Text extract —
☆ ☆ ☆

MFA’s showcase 2024 painting and printmaking theses
The Yale Painting/Printmaking MFA theses were showcased in an exhibit titled, “And the forms which linger / humming in our ears.”
Cody Skinner, Contributing Photographer
Between the lines of Martinican writer and politician, Aimé Césaire’s 1955 poem, “Le verbe mâronner,” is a story about the urgency for artistic experimentation — and through experimentation, liberation from societal rules and the status quo. It’s from this poem that the Yale School of Art Painting/Printmaking MFA Thesis exhibition borrowed its title, connecting both works to the artistic ambition of freedom.
Titled “and the forms which linger / humming in our ears,” the thesis exhibit held a public general reception on Jan. 26 in the School of Art’s Green Hall Gallery. While Green Hall’s exhibit spaces are not usually open to non-Yale-affiliated people, the public reception gave all viewers the opportunity to engage with the displayed art and to speak with the artists involved.
“We try to have an overarching theme that we all resonate with,” said Michael Cuadrado Gonzales MFA ’24, an artist with four pieces in the show, about the exhibit’s curation.
Many of the works, which took months to bring to life, were created specifically for the exhibit. Alongside the umbrella themes of perspective and nontraditional form, Cuadrado Gonzales mentioned that the show’s artists also incorporated their own individual themes into their work.
Junyan Hu and Orlando Porras, Graphic Design MFAs ’24, worked on the exhibition identity, ensuring that the visual elements outside the showroom complemented the works and their themes inside.

☆ ☆ ☆

Supplied data —
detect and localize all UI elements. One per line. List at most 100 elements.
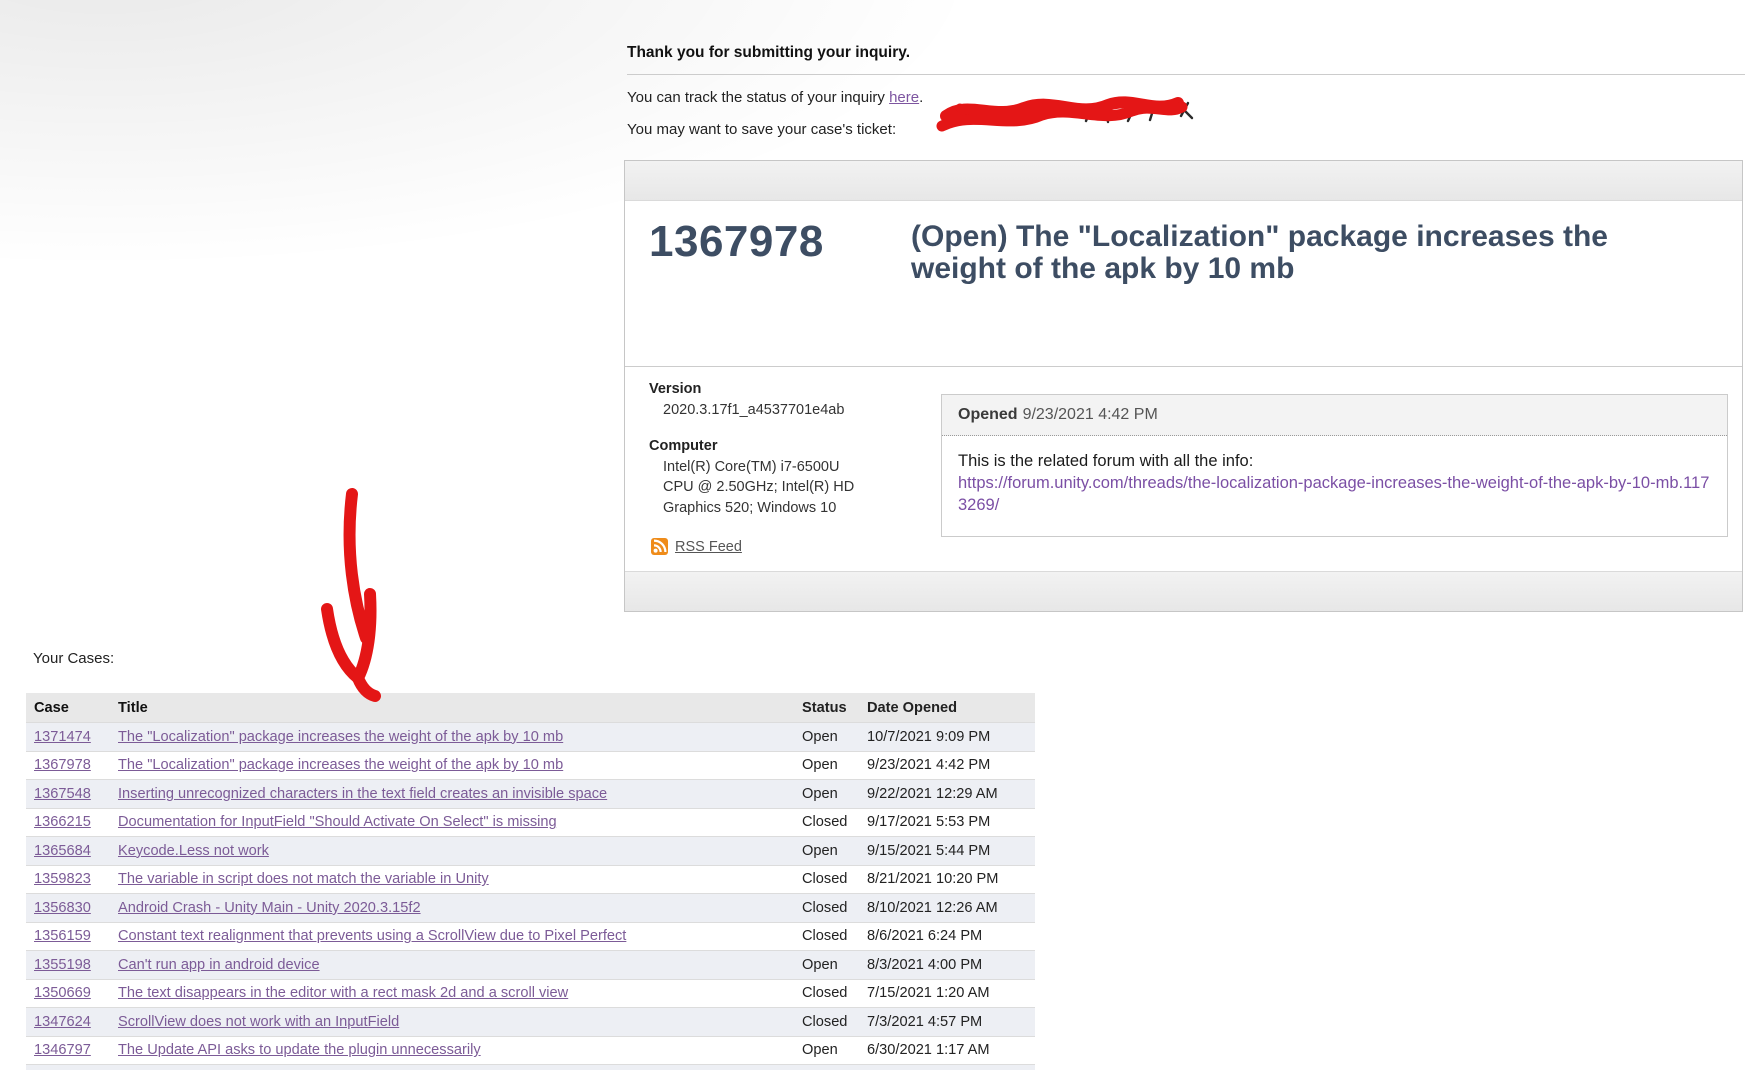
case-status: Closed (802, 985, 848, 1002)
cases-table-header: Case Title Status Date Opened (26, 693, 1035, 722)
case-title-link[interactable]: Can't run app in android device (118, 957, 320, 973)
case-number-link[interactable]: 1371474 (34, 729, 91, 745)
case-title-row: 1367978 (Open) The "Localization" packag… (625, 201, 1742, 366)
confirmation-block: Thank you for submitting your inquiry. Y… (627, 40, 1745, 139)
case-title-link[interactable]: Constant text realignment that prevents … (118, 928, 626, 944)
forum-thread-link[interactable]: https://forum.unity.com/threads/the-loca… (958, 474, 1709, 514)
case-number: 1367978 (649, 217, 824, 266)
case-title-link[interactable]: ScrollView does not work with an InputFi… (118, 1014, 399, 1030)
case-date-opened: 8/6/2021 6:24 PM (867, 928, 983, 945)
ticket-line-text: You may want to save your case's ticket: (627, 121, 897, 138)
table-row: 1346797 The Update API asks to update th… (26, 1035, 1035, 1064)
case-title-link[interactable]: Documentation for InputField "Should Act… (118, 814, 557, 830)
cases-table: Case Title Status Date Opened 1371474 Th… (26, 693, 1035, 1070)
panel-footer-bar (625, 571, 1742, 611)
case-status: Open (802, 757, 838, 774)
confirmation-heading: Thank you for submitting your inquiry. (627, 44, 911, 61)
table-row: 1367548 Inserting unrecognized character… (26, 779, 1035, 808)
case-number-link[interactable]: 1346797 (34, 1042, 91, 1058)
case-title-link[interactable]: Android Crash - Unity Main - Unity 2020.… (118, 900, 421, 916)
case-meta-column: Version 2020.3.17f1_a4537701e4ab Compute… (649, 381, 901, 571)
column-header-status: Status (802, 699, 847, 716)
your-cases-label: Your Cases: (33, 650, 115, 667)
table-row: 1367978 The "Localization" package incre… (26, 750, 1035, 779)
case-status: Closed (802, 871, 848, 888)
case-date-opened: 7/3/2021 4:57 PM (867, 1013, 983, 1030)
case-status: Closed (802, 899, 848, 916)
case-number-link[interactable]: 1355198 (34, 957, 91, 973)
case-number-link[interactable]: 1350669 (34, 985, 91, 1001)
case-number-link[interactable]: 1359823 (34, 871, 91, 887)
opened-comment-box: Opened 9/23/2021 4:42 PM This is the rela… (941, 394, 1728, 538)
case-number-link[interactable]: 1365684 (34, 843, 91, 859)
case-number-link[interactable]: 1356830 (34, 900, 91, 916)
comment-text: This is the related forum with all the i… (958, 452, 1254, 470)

☆ ☆ ☆

Actions to take —
a: In the article on the Yale painting and printmaking thesis exhibition, could you rewrite the passage from "Cody Skinner, Contributing" to "ambition of freedom." with "status quo" changed to "established order"?
b: Could you write the next part of the article on the Yale painting and printmaking thesis exhibition?

Written answers —
a:
Cody Skinner, Contributing Photographer
Between the lines of Martinican writer and politician, Aimé Césaire’s 1955 poem, “Le verbe mâronner,” is a story about the urgency for artistic experimentation — and through experimentation, liberation from societal rules and the established order. It’s from this poem that the Yale School of Art Painting/Printmaking MFA Thesis exhibition borrowed its title, connecting both works to the artistic ambition of freedom.

b:
The painting and printmaking MFA theses are divided into two parts, or “phases,” each having its own gallery showing and thematic overtone. This first phase was on display from Jan. 20 to Jan. 30 and contains work from Creighton Baxter, Zoe Ann Cardinal Cire, Earthen Clay, Haleigh Collins, Michael Cuadrado Gonzalez, Irisol Gonzalez-Vega, Eloise Hess, Mei Kazama, Mike Picos, Nadir Souirgi, and V Yeh — all MFA ’24.
While united in their approaches to broadly similar subject matter, each artist brought perspectives that came from their own experiences in the MFA program. The piece “Tenderness of Untruth,” from Cuadrado Gonzales, for example, is an abstract wood wall installation sculpture, upon which there are prints of doors. The doors hang in the liminal spaces between the existing and non-existing within the overall composition.
Baxter spoke about how the works on display reflected various aspects of the viewer-work relationship, including orientation, appearances and “the mediation between thought and object.”
“Hiss the name,” Baxter’s contribution to the collection, is a large interior with her drawings and prints plastered on the wall and various objects strewn along the ground to draw the viewer through their own created story.
“I think there are multiple fragments of a story within the structure of the installation,” Baxter said. “So I think it’s actually more about narrative itself than a specific narrative. I’m more thinking about how linear narrative structure is not a thing that is really possible. There’s always something that upends the appearance.”
Other pieces on display also encouraged the viewer to interact with the creation of their meaning. Yeh, for example, presented “Introduction (Nothing heard, nothing said / We’re hand in hand, chest to chest, and now we’re face to face / You got me tossing and turning, can’t sleep at night)” in the form of three vertical paintings — beside which was a ballot box that invited viewers to submit answers to questions.
Among the questions asked include “Please rate your current pain” and “Please describe what is and is not familiar.”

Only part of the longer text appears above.